PROBLEM DESCRIPTION >>
Return all lines below containing the word "患者の状態の急変等に伴い".

STORED ROWS >>
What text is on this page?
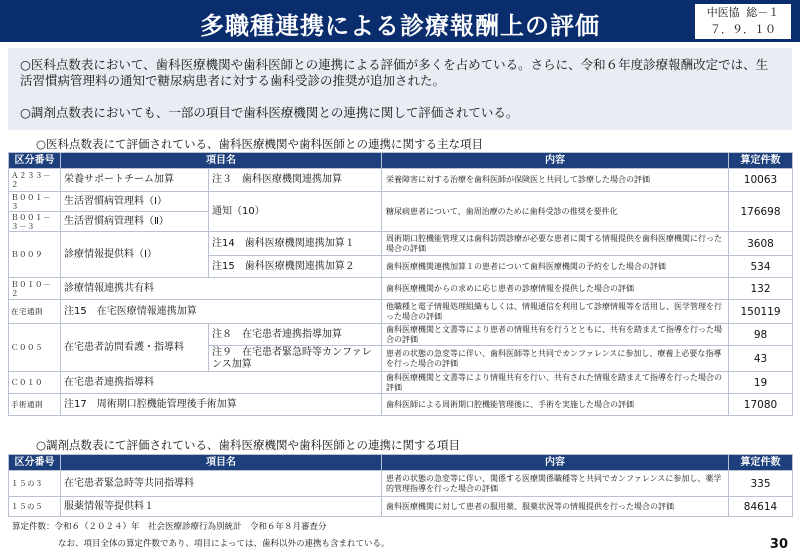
多職種連携による診療報酬上の評価	中医協 総－１
７．９．１０

○医科点数表において、歯科医療機関や歯科医師との連携による評価が多くを占めている。さらに、令和６年度診療報酬改定では、生活習慣病管理料の通知で糖尿病患者に対する歯科受診の推奨が追加された。

○調剤点数表においても、一部の項目で歯科医療機関との連携に関して評価されている。

○医科点数表にて評価されている、歯科医療機関や歯科医師との連携に関する主な項目
区分番号	項目名		内容	算定件数
Ａ２３３－２	栄養サポートチーム加算	注３　歯科医療機関連携加算	栄養障害に対する治療を歯科医師が保険医と共同して診療した場合の評価	10063
Ｂ００１－３	生活習慣病管理料（Ⅰ）	通知（10）	糖尿病患者について、歯周治療のために歯科受診の推奨を要件化	176698
Ｂ００１－３－３	生活習慣病管理料（Ⅱ）			
Ｂ００９	診療情報提供料（Ⅰ）	注14　歯科医療機関連携加算１	周術期口腔機能管理又は歯科訪問診療が必要な患者に関する情報提供を歯科医療機関に行った場合の評価	3608
		注15　歯科医療機関連携加算２	歯科医療機関連携加算１の患者について歯科医療機関の予約をした場合の評価	534
Ｂ０１０－２	診療情報連携共有料		歯科医療機関からの求めに応じ患者の診療情報を提供した場合の評価	132
在宅通則	注15　在宅医療情報連携加算		他職種と電子情報処理組織もしくは、情報通信を利用して診療情報等を活用し、医学管理を行った場合の評価	150119
Ｃ００５	在宅患者訪問看護・指導料	注８　在宅患者連携指導加算	歯科医療機関と文書等により患者の情報共有を行うとともに、共有を踏まえて指導を行った場合の評価	98
		注９　在宅患者緊急時等カンファレンス加算	患者の状態の急変等に伴い、歯科医師等と共同でカンファレンスに参加し、療養上必要な指導を行った場合の評価	43
Ｃ０１０	在宅患者連携指導料		歯科医療機関と文書等により情報共有を行い、共有された情報を踏まえて指導を行った場合の評価	19
手術通則	注17　周術期口腔機能管理後手術加算		歯科医師による周術期口腔機能管理後に、手術を実施した場合の評価	17080
○調剤点数表にて評価されている、歯科医療機関や歯科医師との連携に関する項目
区分番号	項目名	内容	算定件数
１５の３	在宅患者緊急時等共同指導料	患者の状態の急変等に伴い、関係する医療関係職種等と共同でカンファレンスに参加し、薬学的管理指導を行った場合の評価	335
１５の５	服薬情報等提供料１	歯科医療機関に対して患者の服用薬、服薬状況等の情報提供を行った場合の評価	84614
算定件数：令和６（２０２４）年　社会医療診療行為別統計　令和６年８月審査分
なお、項目全体の算定件数であり、項目によっては、歯科以外の連携も含まれている。	30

SOLUTION TO THE EXERCISE >>
		注９　在宅患者緊急時等カンファレンス加算	患者の状態の急変等に伴い、歯科医師等と共同でカンファレンスに参加し、療養上必要な指導を行った場合の評価	43
１５の３	在宅患者緊急時等共同指導料	患者の状態の急変等に伴い、関係する医療関係職種等と共同でカンファレンスに参加し、薬学的管理指導を行った場合の評価	335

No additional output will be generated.